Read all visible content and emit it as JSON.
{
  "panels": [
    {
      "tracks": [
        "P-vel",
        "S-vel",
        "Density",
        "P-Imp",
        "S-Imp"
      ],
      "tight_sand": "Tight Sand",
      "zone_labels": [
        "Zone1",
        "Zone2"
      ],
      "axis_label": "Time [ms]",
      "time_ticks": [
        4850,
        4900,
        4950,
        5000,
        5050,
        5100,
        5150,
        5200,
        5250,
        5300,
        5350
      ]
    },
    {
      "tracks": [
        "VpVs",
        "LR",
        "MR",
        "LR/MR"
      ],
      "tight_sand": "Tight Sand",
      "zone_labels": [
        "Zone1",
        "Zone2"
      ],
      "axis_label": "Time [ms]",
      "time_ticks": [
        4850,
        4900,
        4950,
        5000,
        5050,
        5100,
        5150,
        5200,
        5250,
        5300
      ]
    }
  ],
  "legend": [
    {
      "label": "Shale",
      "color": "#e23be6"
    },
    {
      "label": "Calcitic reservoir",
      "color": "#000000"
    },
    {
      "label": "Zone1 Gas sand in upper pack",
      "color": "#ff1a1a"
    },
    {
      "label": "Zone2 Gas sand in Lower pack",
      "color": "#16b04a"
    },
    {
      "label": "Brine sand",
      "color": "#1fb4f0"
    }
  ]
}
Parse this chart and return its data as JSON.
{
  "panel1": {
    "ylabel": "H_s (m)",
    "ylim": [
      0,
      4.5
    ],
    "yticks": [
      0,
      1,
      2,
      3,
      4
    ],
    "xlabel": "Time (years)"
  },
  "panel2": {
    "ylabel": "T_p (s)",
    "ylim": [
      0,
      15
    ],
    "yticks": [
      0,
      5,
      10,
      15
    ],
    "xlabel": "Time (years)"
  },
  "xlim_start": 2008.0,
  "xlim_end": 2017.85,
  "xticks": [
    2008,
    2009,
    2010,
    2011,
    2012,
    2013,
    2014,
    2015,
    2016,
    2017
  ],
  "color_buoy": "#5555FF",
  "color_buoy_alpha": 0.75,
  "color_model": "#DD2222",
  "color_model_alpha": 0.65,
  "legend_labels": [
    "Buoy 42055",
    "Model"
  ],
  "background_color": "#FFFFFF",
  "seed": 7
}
^^^^
* [WHAT TO WORK ON]:
Take the listing above and set it down exactly.

* [SOLUTION TO THIS PROBLEM]:
Read all visible content and emit it as JSON.
{
  "panels": [
    {
      "tracks": [
        "P-vel",
        "S-vel",
        "Density",
        "P-Imp",
        "S-Imp"
      ],
      "tight_sand": "Tight Sand",
      "zone_labels": [
        "Zone1",
        "Zone2"
      ],
      "axis_label": "Time [ms]",
      "time_ticks": [
        4850,
        4900,
        4950,
        5000,
        5050,
        5100,
        5150,
        5200,
        5250,
        5300,
        5350
      ]
    },
    {
      "tracks": [
        "VpVs",
        "LR",
        "MR",
        "LR/MR"
      ],
      "tight_sand": "Tight Sand",
      "zone_labels": [
        "Zone1",
        "Zone2"
      ],
      "axis_label": "Time [ms]",
      "time_ticks": [
        4850,
        4900,
        4950,
        5000,
        5050,
        5100,
        5150,
        5200,
        5250,
        5300
      ]
    }
  ],
  "legend": [
    {
      "label": "Shale",
      "color": "#e23be6"
    },
    {
      "label": "Calcitic reservoir",
      "color": "#000000"
    },
    {
      "label": "Zone1 Gas sand in upper pack",
      "color": "#ff1a1a"
    },
    {
      "label": "Zone2 Gas sand in Lower pack",
      "color": "#16b04a"
    },
    {
      "label": "Brine sand",
      "color": "#1fb4f0"
    }
  ]
}
Parse this chart and return its data as JSON.
{
  "panel1": {
    "ylabel": "H_s (m)",
    "ylim": [
      0,
      4.5
    ],
    "yticks": [
      0,
      1,
      2,
      3,
      4
    ],
    "xlabel": "Time (years)"
  },
  "panel2": {
    "ylabel": "T_p (s)",
    "ylim": [
      0,
      15
    ],
    "yticks": [
      0,
      5,
      10,
      15
    ],
    "xlabel": "Time (years)"
  },
  "xlim_start": 2008.0,
  "xlim_end": 2017.85,
  "xticks": [
    2008,
    2009,
    2010,
    2011,
    2012,
    2013,
    2014,
    2015,
    2016,
    2017
  ],
  "color_buoy": "#5555FF",
  "color_buoy_alpha": 0.75,
  "color_model": "#DD2222",
  "color_model_alpha": 0.65,
  "legend_labels": [
    "Buoy 42055",
    "Model"
  ],
  "background_color": "#FFFFFF",
  "seed": 7
}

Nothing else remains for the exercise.